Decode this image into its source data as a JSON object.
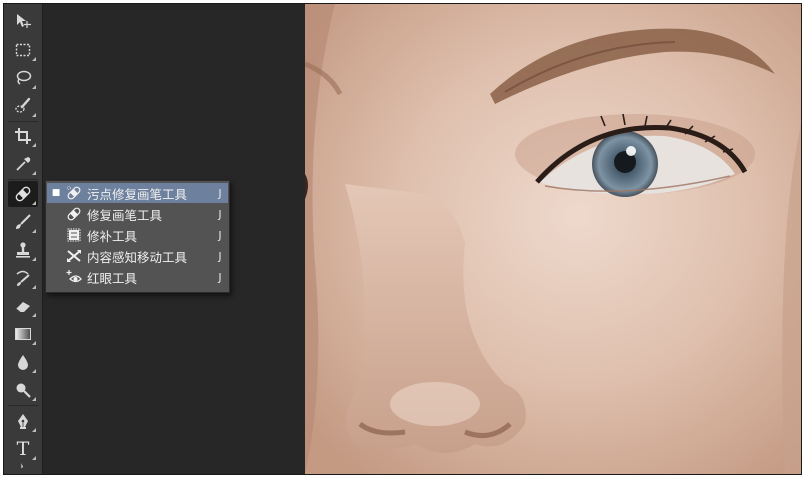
{
  "toolbar": {
    "tools": [
      {
        "name": "move-tool",
        "icon": "move-icon"
      },
      {
        "name": "marquee-tool",
        "icon": "marquee-icon"
      },
      {
        "name": "lasso-tool",
        "icon": "lasso-icon"
      },
      {
        "name": "quick-selection-tool",
        "icon": "quick-selection-icon"
      },
      {
        "name": "crop-tool",
        "icon": "crop-icon"
      },
      {
        "name": "eyedropper-tool",
        "icon": "eyedropper-icon"
      },
      {
        "name": "healing-brush-tool",
        "icon": "bandage-icon",
        "active": true
      },
      {
        "name": "brush-tool",
        "icon": "brush-icon"
      },
      {
        "name": "clone-stamp-tool",
        "icon": "stamp-icon"
      },
      {
        "name": "history-brush-tool",
        "icon": "history-brush-icon"
      },
      {
        "name": "eraser-tool",
        "icon": "eraser-icon"
      },
      {
        "name": "gradient-tool",
        "icon": "gradient-icon"
      },
      {
        "name": "blur-tool",
        "icon": "drop-icon"
      },
      {
        "name": "dodge-tool",
        "icon": "dodge-icon"
      },
      {
        "name": "pen-tool",
        "icon": "pen-icon"
      },
      {
        "name": "type-tool",
        "icon": "type-icon",
        "glyph": "T"
      }
    ]
  },
  "flyout": {
    "items": [
      {
        "label": "污点修复画笔工具",
        "shortcut": "J",
        "icon": "spot-healing-icon",
        "selected": true,
        "bullet": "■"
      },
      {
        "label": "修复画笔工具",
        "shortcut": "J",
        "icon": "bandage-icon",
        "selected": false,
        "bullet": ""
      },
      {
        "label": "修补工具",
        "shortcut": "J",
        "icon": "patch-icon",
        "selected": false,
        "bullet": ""
      },
      {
        "label": "内容感知移动工具",
        "shortcut": "J",
        "icon": "content-aware-move-icon",
        "selected": false,
        "bullet": ""
      },
      {
        "label": "红眼工具",
        "shortcut": "J",
        "icon": "red-eye-icon",
        "selected": false,
        "bullet": ""
      }
    ]
  },
  "colors": {
    "toolbar_bg": "#3a3a3a",
    "menu_bg": "#535353",
    "menu_selected": "#6d809d",
    "workspace": "#272727"
  }
}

**OBJECTIVE:**
Identify all lines in the records above with the word "history".

**PROBLEM SOLUTION:**
        "name": "history-brush-tool",
        "icon": "history-brush-icon"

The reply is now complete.